** Begin Task inputs **

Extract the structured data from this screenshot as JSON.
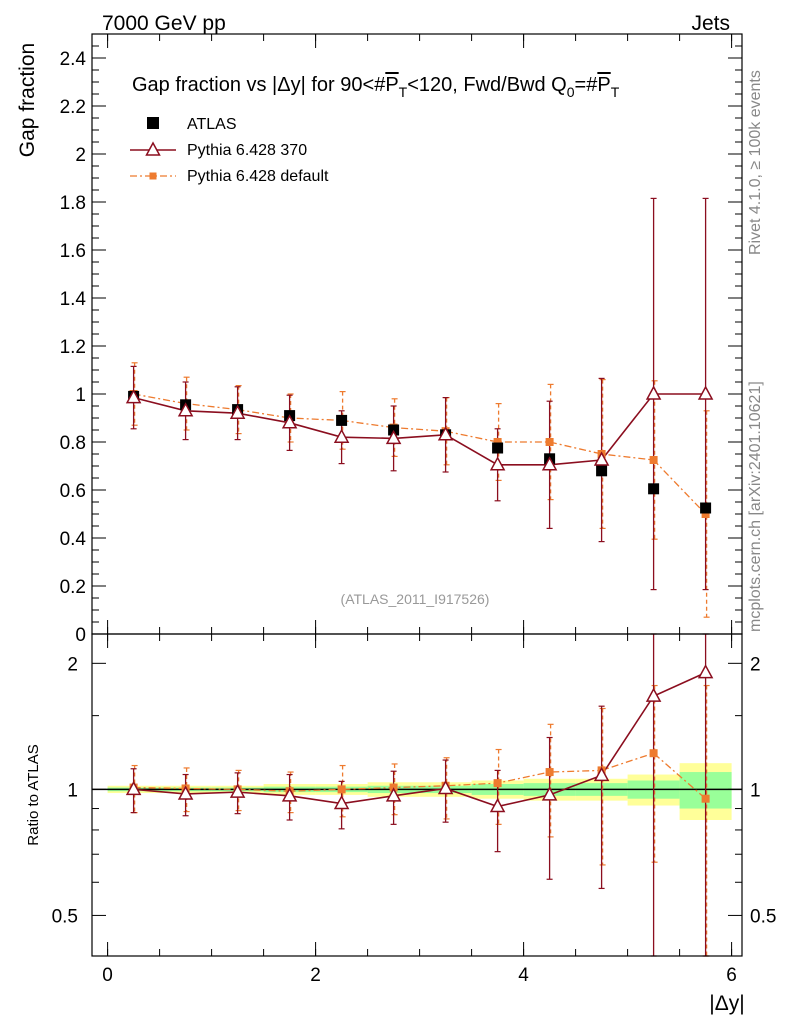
{
  "header": {
    "left_label": "7000 GeV pp",
    "right_label": "Jets"
  },
  "side_labels": {
    "rivet": "Rivet 4.1.0, ≥ 100k events",
    "mcplots": "mcplots.cern.ch [arXiv:2401.10621]"
  },
  "chart_data": [
    {
      "type": "scatter",
      "panel": "main",
      "title": "Gap fraction vs |Δy| for 90<#P_T<120, Fwd/Bwd Q_0=#P_T",
      "title_parts": {
        "t1": "Gap fraction vs |Δy| for 90<#",
        "t2": "P",
        "t3": "T",
        "t4": "<120, Fwd/Bwd Q",
        "t5": "0",
        "t6": "=#",
        "t7": "P",
        "t8": "T"
      },
      "ylabel": "Gap fraction",
      "xlabel": "|Δy|",
      "watermark": "(ATLAS_2011_I917526)",
      "xlim": [
        -0.15,
        6.1
      ],
      "ylim": [
        0,
        2.5
      ],
      "x_ticks": [
        "0",
        "2",
        "4",
        "6"
      ],
      "y_ticks": [
        "0",
        "0.2",
        "0.4",
        "0.6",
        "0.8",
        "1",
        "1.2",
        "1.4",
        "1.6",
        "1.8",
        "2",
        "2.2",
        "2.4"
      ],
      "x": [
        0.25,
        0.75,
        1.25,
        1.75,
        2.25,
        2.75,
        3.25,
        3.75,
        4.25,
        4.75,
        5.25,
        5.75
      ],
      "series": [
        {
          "name": "ATLAS",
          "color": "#000000",
          "values": [
            0.99,
            0.955,
            0.935,
            0.91,
            0.89,
            0.85,
            0.83,
            0.775,
            0.73,
            0.68,
            0.605,
            0.525
          ],
          "err": [
            0.005,
            0.005,
            0.005,
            0.005,
            0.005,
            0.005,
            0.005,
            0.005,
            0.005,
            0.005,
            0.005,
            0.005
          ]
        },
        {
          "name": "Pythia 6.428 370",
          "color": "#8b0e1f",
          "values": [
            0.985,
            0.93,
            0.92,
            0.88,
            0.82,
            0.815,
            0.83,
            0.705,
            0.705,
            0.725,
            1.0,
            1.0
          ],
          "err": [
            0.13,
            0.12,
            0.11,
            0.115,
            0.11,
            0.135,
            0.155,
            0.15,
            0.265,
            0.34,
            0.815,
            0.815
          ]
        },
        {
          "name": "Pythia 6.428 default",
          "color": "#ee7b2f",
          "values": [
            1.0,
            0.96,
            0.935,
            0.9,
            0.89,
            0.86,
            0.845,
            0.8,
            0.8,
            0.75,
            0.725,
            0.5
          ],
          "err": [
            0.13,
            0.11,
            0.1,
            0.1,
            0.12,
            0.12,
            0.14,
            0.16,
            0.24,
            0.31,
            0.33,
            0.43
          ]
        }
      ]
    },
    {
      "type": "scatter",
      "panel": "ratio",
      "ylabel": "Ratio to ATLAS",
      "ylim_log": [
        0.4,
        2.35
      ],
      "y_ticks": [
        "0.5",
        "1",
        "2"
      ],
      "x_edges": [
        0,
        0.5,
        1,
        1.5,
        2,
        2.5,
        3,
        3.5,
        4,
        4.5,
        5,
        5.5,
        6
      ],
      "band_outer": [
        0.02,
        0.02,
        0.02,
        0.03,
        0.03,
        0.04,
        0.04,
        0.05,
        0.06,
        0.06,
        0.085,
        0.155
      ],
      "band_inner": [
        0.01,
        0.01,
        0.01,
        0.015,
        0.015,
        0.02,
        0.02,
        0.03,
        0.035,
        0.035,
        0.05,
        0.1
      ],
      "band_colors": {
        "outer": "#ffff99",
        "inner": "#99ff99"
      },
      "series": [
        {
          "name": "Pythia 6.428 370",
          "color": "#8b0e1f",
          "values": [
            1.0,
            0.975,
            0.985,
            0.965,
            0.925,
            0.965,
            1.005,
            0.91,
            0.97,
            1.08,
            1.67,
            1.9
          ],
          "err": [
            0.12,
            0.11,
            0.11,
            0.12,
            0.12,
            0.14,
            0.17,
            0.2,
            0.36,
            0.5,
            1.35,
            1.55
          ]
        },
        {
          "name": "Pythia 6.428 default",
          "color": "#ee7b2f",
          "values": [
            1.01,
            1.005,
            1.0,
            0.99,
            1.0,
            1.01,
            1.02,
            1.035,
            1.1,
            1.11,
            1.22,
            0.95
          ],
          "err": [
            0.13,
            0.12,
            0.11,
            0.11,
            0.14,
            0.14,
            0.17,
            0.21,
            0.33,
            0.45,
            0.55,
            0.82
          ]
        }
      ]
    }
  ]
}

** End Task inputs **

▸ Stated problem:
Repeat the preceding records precisely, and leave every picture out of the copy.

▸ Task output:
Extract the structured data from this screenshot as JSON.
{
  "header": {
    "left_label": "7000 GeV pp",
    "right_label": "Jets"
  },
  "side_labels": {
    "rivet": "Rivet 4.1.0, ≥ 100k events",
    "mcplots": "mcplots.cern.ch [arXiv:2401.10621]"
  },
  "chart_data": [
    {
      "type": "scatter",
      "panel": "main",
      "title": "Gap fraction vs |Δy| for 90<#P_T<120, Fwd/Bwd Q_0=#P_T",
      "title_parts": {
        "t1": "Gap fraction vs |Δy| for 90<#",
        "t2": "P",
        "t3": "T",
        "t4": "<120, Fwd/Bwd Q",
        "t5": "0",
        "t6": "=#",
        "t7": "P",
        "t8": "T"
      },
      "ylabel": "Gap fraction",
      "xlabel": "|Δy|",
      "watermark": "(ATLAS_2011_I917526)",
      "xlim": [
        -0.15,
        6.1
      ],
      "ylim": [
        0,
        2.5
      ],
      "x_ticks": [
        "0",
        "2",
        "4",
        "6"
      ],
      "y_ticks": [
        "0",
        "0.2",
        "0.4",
        "0.6",
        "0.8",
        "1",
        "1.2",
        "1.4",
        "1.6",
        "1.8",
        "2",
        "2.2",
        "2.4"
      ],
      "x": [
        0.25,
        0.75,
        1.25,
        1.75,
        2.25,
        2.75,
        3.25,
        3.75,
        4.25,
        4.75,
        5.25,
        5.75
      ],
      "series": [
        {
          "name": "ATLAS",
          "color": "#000000",
          "values": [
            0.99,
            0.955,
            0.935,
            0.91,
            0.89,
            0.85,
            0.83,
            0.775,
            0.73,
            0.68,
            0.605,
            0.525
          ],
          "err": [
            0.005,
            0.005,
            0.005,
            0.005,
            0.005,
            0.005,
            0.005,
            0.005,
            0.005,
            0.005,
            0.005,
            0.005
          ]
        },
        {
          "name": "Pythia 6.428 370",
          "color": "#8b0e1f",
          "values": [
            0.985,
            0.93,
            0.92,
            0.88,
            0.82,
            0.815,
            0.83,
            0.705,
            0.705,
            0.725,
            1.0,
            1.0
          ],
          "err": [
            0.13,
            0.12,
            0.11,
            0.115,
            0.11,
            0.135,
            0.155,
            0.15,
            0.265,
            0.34,
            0.815,
            0.815
          ]
        },
        {
          "name": "Pythia 6.428 default",
          "color": "#ee7b2f",
          "values": [
            1.0,
            0.96,
            0.935,
            0.9,
            0.89,
            0.86,
            0.845,
            0.8,
            0.8,
            0.75,
            0.725,
            0.5
          ],
          "err": [
            0.13,
            0.11,
            0.1,
            0.1,
            0.12,
            0.12,
            0.14,
            0.16,
            0.24,
            0.31,
            0.33,
            0.43
          ]
        }
      ]
    },
    {
      "type": "scatter",
      "panel": "ratio",
      "ylabel": "Ratio to ATLAS",
      "ylim_log": [
        0.4,
        2.35
      ],
      "y_ticks": [
        "0.5",
        "1",
        "2"
      ],
      "x_edges": [
        0,
        0.5,
        1,
        1.5,
        2,
        2.5,
        3,
        3.5,
        4,
        4.5,
        5,
        5.5,
        6
      ],
      "band_outer": [
        0.02,
        0.02,
        0.02,
        0.03,
        0.03,
        0.04,
        0.04,
        0.05,
        0.06,
        0.06,
        0.085,
        0.155
      ],
      "band_inner": [
        0.01,
        0.01,
        0.01,
        0.015,
        0.015,
        0.02,
        0.02,
        0.03,
        0.035,
        0.035,
        0.05,
        0.1
      ],
      "band_colors": {
        "outer": "#ffff99",
        "inner": "#99ff99"
      },
      "series": [
        {
          "name": "Pythia 6.428 370",
          "color": "#8b0e1f",
          "values": [
            1.0,
            0.975,
            0.985,
            0.965,
            0.925,
            0.965,
            1.005,
            0.91,
            0.97,
            1.08,
            1.67,
            1.9
          ],
          "err": [
            0.12,
            0.11,
            0.11,
            0.12,
            0.12,
            0.14,
            0.17,
            0.2,
            0.36,
            0.5,
            1.35,
            1.55
          ]
        },
        {
          "name": "Pythia 6.428 default",
          "color": "#ee7b2f",
          "values": [
            1.01,
            1.005,
            1.0,
            0.99,
            1.0,
            1.01,
            1.02,
            1.035,
            1.1,
            1.11,
            1.22,
            0.95
          ],
          "err": [
            0.13,
            0.12,
            0.11,
            0.11,
            0.14,
            0.14,
            0.17,
            0.21,
            0.33,
            0.45,
            0.55,
            0.82
          ]
        }
      ]
    }
  ]
}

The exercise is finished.